# Source records
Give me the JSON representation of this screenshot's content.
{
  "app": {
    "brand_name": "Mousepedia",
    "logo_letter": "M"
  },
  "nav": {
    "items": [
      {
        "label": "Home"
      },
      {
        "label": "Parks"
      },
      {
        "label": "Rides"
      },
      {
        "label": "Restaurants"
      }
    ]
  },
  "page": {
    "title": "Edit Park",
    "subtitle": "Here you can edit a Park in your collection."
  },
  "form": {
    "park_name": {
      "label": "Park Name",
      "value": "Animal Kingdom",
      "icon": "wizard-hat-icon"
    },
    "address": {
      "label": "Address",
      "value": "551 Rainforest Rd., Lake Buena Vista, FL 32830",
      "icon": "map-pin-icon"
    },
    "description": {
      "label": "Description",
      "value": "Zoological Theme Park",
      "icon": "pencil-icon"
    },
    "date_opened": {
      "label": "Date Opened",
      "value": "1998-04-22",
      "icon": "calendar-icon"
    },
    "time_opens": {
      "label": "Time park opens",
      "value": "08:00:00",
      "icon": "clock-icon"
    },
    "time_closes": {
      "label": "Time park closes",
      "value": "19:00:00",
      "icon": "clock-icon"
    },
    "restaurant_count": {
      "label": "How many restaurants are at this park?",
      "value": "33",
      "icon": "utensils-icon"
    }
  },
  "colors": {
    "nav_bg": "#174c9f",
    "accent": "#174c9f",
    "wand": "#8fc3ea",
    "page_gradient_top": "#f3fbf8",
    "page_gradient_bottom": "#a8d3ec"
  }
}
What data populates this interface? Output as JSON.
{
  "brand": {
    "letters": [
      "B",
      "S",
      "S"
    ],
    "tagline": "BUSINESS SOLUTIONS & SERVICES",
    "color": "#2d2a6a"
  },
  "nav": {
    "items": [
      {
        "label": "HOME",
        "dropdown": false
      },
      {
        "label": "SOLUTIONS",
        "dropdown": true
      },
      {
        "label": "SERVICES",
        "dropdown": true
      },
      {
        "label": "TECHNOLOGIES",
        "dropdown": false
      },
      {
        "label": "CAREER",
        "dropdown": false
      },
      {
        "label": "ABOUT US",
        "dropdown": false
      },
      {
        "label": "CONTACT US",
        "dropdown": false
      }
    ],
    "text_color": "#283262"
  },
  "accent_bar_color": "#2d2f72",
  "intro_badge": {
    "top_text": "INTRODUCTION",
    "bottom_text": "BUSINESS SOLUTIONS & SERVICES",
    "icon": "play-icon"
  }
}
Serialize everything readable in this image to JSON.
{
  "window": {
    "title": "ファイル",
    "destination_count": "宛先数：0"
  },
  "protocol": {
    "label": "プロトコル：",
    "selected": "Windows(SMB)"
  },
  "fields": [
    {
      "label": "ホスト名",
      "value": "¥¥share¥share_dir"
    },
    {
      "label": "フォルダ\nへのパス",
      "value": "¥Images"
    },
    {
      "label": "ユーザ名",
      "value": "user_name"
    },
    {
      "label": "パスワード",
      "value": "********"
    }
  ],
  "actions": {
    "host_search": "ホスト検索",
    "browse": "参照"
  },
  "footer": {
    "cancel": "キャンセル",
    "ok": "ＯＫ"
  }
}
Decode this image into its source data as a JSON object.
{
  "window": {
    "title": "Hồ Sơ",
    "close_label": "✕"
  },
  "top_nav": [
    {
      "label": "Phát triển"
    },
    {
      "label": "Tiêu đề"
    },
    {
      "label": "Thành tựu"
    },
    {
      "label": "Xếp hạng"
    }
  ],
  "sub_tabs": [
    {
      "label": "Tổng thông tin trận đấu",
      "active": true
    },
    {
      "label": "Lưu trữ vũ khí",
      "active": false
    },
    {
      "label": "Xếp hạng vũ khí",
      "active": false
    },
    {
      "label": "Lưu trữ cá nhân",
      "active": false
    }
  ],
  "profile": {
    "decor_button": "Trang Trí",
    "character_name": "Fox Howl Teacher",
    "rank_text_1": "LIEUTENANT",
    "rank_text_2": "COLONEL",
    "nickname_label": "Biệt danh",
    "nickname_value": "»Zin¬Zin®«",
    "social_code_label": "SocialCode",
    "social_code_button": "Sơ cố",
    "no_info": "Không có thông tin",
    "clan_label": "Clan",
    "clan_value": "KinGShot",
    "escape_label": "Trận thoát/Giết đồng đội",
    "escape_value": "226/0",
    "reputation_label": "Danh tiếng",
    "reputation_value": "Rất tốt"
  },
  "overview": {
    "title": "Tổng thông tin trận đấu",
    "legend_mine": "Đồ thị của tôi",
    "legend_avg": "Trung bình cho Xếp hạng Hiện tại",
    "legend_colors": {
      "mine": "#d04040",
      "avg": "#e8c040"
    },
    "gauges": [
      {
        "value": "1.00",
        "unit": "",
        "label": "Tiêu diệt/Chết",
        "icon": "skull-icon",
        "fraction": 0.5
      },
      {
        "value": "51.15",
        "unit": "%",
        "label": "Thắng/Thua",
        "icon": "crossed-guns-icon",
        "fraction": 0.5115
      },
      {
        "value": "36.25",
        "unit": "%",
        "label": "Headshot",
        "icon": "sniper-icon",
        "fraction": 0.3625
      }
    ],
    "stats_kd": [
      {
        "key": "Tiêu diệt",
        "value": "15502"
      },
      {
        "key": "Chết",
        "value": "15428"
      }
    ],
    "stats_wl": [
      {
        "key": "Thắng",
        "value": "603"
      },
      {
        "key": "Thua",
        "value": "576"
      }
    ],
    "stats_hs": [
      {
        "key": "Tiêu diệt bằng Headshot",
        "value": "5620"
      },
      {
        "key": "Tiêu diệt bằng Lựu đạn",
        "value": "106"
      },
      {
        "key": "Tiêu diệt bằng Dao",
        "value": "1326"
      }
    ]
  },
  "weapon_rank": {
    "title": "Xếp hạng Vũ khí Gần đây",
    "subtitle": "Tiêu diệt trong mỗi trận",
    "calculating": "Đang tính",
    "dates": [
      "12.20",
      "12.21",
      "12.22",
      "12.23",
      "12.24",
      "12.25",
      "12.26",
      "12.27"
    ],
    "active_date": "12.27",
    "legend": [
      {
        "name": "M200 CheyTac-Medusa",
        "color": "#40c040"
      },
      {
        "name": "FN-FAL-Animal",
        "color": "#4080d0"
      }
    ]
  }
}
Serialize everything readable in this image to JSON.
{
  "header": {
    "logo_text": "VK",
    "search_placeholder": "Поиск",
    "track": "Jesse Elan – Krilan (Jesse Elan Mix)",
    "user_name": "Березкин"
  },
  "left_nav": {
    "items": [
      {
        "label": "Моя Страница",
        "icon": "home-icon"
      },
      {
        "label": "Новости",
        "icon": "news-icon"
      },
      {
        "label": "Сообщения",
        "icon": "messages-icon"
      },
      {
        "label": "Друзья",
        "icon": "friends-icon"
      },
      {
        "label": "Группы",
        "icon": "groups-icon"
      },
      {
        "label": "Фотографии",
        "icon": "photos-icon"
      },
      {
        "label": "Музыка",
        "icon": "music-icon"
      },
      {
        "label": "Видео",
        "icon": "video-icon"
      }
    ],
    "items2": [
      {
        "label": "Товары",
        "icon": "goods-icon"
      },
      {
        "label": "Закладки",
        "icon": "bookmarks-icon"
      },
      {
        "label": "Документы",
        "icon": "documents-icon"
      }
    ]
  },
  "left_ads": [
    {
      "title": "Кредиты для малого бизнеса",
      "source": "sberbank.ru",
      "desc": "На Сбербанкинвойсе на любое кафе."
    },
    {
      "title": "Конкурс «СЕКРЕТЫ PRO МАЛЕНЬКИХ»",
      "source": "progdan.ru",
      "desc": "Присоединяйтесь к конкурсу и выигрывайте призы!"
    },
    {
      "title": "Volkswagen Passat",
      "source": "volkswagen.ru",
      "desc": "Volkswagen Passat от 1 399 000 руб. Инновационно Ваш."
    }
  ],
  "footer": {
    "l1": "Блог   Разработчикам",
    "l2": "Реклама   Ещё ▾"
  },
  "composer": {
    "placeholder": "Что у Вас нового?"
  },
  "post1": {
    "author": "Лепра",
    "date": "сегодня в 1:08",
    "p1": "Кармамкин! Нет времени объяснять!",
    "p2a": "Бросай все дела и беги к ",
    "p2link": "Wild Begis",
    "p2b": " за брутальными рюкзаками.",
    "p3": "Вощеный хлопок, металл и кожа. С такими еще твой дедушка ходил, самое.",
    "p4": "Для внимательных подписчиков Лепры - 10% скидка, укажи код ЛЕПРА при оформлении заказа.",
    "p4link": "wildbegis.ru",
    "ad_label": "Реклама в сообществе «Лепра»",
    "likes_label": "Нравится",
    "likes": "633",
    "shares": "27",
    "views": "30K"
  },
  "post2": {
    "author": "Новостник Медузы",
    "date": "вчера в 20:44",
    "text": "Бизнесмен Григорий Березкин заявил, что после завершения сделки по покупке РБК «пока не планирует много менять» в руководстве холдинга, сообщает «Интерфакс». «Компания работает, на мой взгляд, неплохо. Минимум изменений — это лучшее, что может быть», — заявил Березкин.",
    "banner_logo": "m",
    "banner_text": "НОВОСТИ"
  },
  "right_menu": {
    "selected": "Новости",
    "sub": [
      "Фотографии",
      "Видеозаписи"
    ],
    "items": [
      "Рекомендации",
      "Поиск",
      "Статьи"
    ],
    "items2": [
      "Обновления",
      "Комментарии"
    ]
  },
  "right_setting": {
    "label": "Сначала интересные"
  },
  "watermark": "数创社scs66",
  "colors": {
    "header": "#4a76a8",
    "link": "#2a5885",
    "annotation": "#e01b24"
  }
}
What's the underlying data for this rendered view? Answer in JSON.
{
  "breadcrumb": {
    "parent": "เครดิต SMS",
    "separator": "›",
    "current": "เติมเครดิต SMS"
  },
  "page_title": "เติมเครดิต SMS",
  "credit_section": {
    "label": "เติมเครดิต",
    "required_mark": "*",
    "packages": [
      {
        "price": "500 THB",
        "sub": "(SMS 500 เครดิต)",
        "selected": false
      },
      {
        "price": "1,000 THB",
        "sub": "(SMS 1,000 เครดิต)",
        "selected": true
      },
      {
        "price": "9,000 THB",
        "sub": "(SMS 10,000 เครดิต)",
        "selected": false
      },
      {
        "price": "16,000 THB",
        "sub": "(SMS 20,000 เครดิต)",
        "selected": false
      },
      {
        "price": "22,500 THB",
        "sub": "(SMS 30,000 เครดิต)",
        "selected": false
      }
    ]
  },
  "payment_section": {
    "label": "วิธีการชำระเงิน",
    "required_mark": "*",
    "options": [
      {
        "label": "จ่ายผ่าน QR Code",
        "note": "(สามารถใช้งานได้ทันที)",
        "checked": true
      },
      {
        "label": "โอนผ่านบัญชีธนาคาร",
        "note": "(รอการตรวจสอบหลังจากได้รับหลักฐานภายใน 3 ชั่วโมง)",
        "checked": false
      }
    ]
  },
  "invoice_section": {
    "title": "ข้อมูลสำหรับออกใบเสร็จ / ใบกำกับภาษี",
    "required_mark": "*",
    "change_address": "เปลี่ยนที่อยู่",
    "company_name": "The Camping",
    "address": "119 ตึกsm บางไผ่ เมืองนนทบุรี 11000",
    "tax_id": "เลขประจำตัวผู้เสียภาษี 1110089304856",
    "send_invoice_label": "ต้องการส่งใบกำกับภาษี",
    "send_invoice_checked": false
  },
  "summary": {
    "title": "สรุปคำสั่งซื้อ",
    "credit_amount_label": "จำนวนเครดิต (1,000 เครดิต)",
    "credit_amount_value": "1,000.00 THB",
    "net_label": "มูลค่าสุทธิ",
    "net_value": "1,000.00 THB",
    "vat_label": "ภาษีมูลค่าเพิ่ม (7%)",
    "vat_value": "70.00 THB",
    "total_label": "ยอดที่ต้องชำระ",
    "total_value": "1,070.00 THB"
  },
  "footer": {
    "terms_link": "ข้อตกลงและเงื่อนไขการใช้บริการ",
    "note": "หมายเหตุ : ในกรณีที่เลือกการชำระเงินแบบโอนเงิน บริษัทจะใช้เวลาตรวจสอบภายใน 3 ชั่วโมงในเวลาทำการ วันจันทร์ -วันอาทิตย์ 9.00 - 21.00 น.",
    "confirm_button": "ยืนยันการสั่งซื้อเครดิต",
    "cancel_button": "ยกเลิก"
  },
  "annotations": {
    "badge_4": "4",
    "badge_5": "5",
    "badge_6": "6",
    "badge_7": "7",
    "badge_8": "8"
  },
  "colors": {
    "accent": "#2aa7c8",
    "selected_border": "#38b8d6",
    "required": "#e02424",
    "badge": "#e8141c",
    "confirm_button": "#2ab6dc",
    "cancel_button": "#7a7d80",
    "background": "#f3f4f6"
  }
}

# Task to complete
Using the listing above, return all lines where the word "diệt" occurs.

# Worked answer
        "label": "Tiêu diệt/Chết",
        "key": "Tiêu diệt",
        "key": "Tiêu diệt bằng Headshot",
        "key": "Tiêu diệt bằng Lựu đạn",
        "key": "Tiêu diệt bằng Dao",
    "subtitle": "Tiêu diệt trong mỗi trận",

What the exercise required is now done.